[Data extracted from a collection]

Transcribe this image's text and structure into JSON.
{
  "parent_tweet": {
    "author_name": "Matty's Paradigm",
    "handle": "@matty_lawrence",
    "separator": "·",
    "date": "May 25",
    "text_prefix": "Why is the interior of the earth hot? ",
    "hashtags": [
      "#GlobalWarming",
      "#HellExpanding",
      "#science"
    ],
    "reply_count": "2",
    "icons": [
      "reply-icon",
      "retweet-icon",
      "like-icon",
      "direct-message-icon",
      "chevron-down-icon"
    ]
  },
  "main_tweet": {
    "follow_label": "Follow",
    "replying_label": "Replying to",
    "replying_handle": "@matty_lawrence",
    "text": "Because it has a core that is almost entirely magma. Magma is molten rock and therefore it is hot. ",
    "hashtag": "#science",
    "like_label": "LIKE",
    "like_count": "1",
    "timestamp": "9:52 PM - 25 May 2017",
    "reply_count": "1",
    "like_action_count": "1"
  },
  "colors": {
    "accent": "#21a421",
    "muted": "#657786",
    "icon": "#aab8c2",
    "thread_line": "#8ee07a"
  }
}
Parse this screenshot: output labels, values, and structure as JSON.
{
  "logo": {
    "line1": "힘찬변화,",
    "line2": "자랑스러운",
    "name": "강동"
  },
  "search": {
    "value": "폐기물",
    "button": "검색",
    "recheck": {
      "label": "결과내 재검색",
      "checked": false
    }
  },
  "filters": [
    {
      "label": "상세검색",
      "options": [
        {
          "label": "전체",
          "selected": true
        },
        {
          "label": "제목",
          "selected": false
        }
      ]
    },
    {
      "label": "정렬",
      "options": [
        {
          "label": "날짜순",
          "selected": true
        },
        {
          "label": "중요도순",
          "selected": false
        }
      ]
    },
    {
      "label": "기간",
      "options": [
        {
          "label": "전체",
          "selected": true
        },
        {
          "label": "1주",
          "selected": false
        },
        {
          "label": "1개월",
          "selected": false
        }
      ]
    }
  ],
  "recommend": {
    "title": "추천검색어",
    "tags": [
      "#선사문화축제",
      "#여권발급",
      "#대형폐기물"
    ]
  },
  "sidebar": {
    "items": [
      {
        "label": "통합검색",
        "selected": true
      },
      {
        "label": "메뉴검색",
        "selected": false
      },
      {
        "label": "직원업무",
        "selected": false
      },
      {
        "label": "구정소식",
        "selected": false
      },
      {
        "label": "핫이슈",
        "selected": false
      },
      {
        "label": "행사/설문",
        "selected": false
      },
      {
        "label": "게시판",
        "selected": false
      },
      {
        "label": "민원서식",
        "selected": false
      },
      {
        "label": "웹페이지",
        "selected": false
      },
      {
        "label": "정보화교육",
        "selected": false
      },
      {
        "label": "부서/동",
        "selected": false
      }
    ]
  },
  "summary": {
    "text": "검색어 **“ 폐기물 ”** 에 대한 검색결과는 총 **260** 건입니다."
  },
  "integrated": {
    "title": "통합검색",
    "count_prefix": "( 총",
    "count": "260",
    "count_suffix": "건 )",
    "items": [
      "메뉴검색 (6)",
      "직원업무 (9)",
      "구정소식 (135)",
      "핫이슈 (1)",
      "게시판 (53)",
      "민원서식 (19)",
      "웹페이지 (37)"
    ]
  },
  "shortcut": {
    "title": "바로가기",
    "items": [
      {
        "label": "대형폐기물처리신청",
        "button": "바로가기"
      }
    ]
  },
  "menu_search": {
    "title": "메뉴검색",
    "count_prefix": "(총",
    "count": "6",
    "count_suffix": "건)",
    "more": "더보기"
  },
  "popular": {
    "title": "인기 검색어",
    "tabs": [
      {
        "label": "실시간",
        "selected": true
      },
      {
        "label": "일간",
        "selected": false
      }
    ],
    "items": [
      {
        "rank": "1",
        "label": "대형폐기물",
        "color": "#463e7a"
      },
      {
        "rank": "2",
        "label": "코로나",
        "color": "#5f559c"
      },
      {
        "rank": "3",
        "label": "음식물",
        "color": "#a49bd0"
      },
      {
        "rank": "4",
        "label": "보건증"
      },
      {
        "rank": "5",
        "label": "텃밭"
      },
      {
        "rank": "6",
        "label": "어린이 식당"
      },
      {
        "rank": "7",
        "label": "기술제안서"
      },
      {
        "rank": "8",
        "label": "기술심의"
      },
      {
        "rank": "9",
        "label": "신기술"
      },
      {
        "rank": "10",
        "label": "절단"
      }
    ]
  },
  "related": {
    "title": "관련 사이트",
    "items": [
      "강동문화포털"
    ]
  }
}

GIVEN TASK: Look through the material above and pick out each line holding the word "title".

RESULT:
    "title": "추천검색어",
    "title": "통합검색",
    "title": "바로가기",
    "title": "메뉴검색",
    "title": "인기 검색어",
    "title": "관련 사이트",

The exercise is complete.